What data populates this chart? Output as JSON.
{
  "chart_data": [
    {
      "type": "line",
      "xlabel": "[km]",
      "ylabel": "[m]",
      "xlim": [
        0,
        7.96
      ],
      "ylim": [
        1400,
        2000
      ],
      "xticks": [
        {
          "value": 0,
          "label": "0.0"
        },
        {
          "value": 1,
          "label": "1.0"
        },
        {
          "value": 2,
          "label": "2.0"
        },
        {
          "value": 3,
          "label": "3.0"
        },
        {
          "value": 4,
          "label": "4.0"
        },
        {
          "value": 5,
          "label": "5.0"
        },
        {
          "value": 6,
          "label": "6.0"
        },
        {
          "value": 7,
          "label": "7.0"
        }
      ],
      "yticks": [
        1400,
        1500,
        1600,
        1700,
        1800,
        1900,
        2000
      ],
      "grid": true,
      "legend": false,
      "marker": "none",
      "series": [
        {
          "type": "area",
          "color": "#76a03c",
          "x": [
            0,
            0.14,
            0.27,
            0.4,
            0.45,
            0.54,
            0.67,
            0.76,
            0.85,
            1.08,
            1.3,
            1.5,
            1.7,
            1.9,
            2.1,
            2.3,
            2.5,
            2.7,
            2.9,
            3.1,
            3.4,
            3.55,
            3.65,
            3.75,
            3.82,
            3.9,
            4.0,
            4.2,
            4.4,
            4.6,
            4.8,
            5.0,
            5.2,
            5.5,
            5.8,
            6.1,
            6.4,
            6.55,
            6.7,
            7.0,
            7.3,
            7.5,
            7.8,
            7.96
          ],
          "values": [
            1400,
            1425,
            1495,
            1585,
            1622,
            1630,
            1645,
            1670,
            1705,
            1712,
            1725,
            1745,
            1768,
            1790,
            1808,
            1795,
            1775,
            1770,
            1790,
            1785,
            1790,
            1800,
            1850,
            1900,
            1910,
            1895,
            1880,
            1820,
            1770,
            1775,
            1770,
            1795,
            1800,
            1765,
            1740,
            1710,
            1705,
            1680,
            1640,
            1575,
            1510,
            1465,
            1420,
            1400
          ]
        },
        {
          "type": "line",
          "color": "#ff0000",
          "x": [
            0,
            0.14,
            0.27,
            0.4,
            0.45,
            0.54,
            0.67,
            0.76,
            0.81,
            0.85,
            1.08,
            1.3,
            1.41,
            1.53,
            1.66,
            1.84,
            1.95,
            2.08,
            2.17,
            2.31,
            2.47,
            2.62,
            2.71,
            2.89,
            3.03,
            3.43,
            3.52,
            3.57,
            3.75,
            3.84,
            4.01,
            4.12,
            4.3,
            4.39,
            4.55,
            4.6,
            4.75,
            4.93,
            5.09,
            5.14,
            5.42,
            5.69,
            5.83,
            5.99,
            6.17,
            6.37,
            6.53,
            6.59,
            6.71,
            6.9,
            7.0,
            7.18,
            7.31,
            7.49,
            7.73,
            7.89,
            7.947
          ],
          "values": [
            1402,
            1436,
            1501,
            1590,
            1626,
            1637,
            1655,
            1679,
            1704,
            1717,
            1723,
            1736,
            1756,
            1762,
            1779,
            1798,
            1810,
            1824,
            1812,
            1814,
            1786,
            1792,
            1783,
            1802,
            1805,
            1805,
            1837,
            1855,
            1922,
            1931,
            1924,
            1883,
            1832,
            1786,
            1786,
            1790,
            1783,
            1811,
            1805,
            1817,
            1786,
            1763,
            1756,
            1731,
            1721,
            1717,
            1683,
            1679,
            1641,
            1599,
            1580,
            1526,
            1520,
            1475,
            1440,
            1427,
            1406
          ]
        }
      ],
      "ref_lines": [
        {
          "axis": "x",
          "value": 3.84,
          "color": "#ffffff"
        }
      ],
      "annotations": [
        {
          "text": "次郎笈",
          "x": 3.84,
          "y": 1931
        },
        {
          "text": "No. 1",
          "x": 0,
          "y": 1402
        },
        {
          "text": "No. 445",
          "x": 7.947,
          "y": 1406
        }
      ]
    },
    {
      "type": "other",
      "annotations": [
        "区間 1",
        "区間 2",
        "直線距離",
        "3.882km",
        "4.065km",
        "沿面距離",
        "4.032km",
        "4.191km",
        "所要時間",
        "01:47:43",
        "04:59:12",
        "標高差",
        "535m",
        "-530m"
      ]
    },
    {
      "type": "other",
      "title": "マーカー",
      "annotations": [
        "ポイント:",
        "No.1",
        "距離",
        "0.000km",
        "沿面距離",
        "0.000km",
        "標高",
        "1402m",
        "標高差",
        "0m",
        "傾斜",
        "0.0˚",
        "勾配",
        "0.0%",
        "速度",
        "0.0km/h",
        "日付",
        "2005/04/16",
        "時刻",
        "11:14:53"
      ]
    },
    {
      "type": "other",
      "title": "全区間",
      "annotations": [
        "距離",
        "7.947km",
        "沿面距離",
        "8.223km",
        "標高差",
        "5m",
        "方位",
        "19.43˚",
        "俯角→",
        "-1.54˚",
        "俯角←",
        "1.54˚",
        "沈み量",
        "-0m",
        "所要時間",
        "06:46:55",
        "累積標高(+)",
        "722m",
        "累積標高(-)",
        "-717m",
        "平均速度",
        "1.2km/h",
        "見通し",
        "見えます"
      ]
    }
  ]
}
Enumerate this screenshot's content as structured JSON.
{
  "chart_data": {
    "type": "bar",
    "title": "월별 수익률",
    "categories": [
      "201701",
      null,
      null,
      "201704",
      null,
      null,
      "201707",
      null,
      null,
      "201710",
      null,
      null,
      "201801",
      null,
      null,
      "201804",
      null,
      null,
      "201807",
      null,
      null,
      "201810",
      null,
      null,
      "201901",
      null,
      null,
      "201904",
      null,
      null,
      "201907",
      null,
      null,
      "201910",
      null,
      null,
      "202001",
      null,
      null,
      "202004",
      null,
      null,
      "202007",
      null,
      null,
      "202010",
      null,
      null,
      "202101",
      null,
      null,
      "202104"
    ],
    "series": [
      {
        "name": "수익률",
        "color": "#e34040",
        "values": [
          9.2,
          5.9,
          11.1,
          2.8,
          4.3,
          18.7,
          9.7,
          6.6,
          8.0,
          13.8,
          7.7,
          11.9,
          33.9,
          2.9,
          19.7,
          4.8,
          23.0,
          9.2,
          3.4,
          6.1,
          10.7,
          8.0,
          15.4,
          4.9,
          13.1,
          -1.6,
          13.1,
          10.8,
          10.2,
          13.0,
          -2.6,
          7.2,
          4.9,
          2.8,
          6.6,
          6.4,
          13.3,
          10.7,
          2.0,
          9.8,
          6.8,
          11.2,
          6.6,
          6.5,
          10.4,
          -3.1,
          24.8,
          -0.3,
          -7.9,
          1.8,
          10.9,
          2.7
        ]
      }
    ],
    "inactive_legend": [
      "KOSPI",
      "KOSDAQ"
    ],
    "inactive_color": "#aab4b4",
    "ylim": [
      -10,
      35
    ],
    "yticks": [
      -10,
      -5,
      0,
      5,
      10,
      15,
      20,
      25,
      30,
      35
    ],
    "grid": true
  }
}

==========

_TASK INSTRUCTIONS_.
Where a line in the entries holds "type", copy that line.

_REPLY_.
      "type": "line",
          "type": "area",
          "type": "line",
      "type": "other",
      "type": "other",
      "type": "other",
    "type": "bar",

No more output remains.